EXERCISE BRIEF
Please copy exactly the lines that begin with the one containing "Parse this screenshot: output" and end with the last line of the entries.

• • • • • • •

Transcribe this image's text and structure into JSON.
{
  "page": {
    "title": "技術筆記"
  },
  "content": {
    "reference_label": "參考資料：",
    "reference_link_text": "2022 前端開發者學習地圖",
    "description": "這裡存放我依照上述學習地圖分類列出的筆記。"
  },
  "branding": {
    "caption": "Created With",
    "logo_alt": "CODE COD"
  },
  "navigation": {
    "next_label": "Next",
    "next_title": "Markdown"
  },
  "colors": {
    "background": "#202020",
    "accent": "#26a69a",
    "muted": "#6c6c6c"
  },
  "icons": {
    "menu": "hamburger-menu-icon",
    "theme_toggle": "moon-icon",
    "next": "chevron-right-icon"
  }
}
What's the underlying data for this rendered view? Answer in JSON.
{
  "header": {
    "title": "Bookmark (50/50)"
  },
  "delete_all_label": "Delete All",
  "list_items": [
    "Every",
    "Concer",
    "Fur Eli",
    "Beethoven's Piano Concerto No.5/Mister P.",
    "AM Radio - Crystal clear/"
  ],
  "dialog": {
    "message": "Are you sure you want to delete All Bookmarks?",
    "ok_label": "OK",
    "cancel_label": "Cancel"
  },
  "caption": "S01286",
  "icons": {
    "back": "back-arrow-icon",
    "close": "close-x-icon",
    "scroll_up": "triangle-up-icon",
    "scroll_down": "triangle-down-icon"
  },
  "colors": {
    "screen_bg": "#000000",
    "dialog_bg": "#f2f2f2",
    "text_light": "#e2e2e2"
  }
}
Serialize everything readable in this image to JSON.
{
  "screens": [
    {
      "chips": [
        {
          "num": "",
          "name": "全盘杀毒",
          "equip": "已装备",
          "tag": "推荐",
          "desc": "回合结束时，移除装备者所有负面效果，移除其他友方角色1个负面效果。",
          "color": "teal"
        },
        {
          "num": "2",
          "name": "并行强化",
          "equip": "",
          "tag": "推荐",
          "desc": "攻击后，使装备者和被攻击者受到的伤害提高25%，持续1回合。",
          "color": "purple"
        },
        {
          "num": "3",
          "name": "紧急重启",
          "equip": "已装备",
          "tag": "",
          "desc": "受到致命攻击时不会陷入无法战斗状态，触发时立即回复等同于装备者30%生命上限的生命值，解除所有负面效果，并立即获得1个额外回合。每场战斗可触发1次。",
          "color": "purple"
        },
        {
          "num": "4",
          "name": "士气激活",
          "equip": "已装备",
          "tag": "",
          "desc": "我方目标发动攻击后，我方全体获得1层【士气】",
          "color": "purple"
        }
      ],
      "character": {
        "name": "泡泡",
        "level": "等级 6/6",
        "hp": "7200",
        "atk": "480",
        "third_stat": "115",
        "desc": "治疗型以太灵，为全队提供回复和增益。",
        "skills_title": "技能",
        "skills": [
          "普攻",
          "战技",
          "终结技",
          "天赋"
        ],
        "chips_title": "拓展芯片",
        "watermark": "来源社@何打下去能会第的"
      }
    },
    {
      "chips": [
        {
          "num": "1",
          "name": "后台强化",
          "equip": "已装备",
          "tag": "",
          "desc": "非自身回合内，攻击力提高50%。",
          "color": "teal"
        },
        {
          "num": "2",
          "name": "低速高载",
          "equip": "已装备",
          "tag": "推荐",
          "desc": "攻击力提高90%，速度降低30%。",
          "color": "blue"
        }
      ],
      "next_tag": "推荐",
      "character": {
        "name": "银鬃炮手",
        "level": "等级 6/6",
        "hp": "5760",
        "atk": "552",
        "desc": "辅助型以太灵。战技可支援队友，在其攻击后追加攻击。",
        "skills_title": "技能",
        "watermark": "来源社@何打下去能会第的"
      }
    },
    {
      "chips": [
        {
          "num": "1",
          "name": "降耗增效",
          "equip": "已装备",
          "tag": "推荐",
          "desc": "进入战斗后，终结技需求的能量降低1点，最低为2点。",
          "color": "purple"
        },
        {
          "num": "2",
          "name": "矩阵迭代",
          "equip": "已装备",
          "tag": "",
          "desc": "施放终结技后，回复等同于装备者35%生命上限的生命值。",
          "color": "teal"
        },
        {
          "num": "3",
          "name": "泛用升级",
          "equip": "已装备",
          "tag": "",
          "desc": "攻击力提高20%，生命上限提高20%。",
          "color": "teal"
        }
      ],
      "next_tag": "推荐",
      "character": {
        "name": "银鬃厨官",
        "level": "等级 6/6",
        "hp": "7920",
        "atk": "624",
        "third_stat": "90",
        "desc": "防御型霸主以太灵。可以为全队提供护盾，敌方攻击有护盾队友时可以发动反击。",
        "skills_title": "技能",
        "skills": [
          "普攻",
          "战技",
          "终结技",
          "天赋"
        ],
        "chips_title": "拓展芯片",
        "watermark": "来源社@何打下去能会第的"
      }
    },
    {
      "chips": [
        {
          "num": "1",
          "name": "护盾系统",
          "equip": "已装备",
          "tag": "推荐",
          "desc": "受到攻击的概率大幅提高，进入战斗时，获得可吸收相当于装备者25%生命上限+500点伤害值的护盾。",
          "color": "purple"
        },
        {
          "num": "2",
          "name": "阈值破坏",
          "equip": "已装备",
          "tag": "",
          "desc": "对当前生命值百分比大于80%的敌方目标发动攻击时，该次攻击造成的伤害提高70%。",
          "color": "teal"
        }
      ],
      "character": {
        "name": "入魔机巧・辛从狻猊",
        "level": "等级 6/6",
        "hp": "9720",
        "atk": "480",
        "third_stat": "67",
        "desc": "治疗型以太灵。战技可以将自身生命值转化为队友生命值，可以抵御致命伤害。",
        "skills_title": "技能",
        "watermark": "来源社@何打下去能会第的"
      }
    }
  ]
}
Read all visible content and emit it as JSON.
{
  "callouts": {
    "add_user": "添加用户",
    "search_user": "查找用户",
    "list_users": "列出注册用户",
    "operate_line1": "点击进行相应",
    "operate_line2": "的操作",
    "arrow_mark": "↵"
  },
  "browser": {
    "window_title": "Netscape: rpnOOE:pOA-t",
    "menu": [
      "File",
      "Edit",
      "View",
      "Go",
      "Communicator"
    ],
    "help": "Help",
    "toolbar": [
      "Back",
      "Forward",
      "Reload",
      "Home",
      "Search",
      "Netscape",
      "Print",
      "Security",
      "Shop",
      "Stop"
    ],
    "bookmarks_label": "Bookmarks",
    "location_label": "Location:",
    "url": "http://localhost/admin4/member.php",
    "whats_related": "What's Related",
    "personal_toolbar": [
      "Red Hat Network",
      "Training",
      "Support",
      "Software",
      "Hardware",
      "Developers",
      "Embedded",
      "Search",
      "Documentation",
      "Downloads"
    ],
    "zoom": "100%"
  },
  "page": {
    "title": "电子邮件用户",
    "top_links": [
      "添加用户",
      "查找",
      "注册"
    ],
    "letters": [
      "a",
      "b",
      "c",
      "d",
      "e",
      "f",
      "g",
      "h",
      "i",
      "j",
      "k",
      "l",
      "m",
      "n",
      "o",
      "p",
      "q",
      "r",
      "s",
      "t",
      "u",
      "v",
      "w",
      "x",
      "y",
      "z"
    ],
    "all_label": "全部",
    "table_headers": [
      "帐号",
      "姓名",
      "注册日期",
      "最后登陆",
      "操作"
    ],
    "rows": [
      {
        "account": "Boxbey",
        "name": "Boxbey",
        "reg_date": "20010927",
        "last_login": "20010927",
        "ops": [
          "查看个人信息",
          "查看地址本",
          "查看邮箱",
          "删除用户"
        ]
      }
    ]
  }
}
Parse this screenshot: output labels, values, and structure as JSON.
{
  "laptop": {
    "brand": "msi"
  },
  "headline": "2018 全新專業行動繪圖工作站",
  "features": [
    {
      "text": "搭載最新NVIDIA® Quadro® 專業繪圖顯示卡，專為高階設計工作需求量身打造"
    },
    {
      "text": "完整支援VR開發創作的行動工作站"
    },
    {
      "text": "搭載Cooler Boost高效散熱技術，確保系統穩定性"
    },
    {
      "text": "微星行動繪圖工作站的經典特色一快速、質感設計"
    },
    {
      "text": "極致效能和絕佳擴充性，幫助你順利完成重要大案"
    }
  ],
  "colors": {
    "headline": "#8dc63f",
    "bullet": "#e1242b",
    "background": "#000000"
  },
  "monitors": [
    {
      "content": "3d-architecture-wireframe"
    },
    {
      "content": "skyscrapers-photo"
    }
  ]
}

• • • • • • •

FINISHED ANSWER
Parse this screenshot: output labels, values, and structure as JSON.
{
  "laptop": {
    "brand": "msi"
  },
  "headline": "2018 全新專業行動繪圖工作站",
  "features": [
    {
      "text": "搭載最新NVIDIA® Quadro® 專業繪圖顯示卡，專為高階設計工作需求量身打造"
    },
    {
      "text": "完整支援VR開發創作的行動工作站"
    },
    {
      "text": "搭載Cooler Boost高效散熱技術，確保系統穩定性"
    },
    {
      "text": "微星行動繪圖工作站的經典特色一快速、質感設計"
    },
    {
      "text": "極致效能和絕佳擴充性，幫助你順利完成重要大案"
    }
  ],
  "colors": {
    "headline": "#8dc63f",
    "bullet": "#e1242b",
    "background": "#000000"
  },
  "monitors": [
    {
      "content": "3d-architecture-wireframe"
    },
    {
      "content": "skyscrapers-photo"
    }
  ]
}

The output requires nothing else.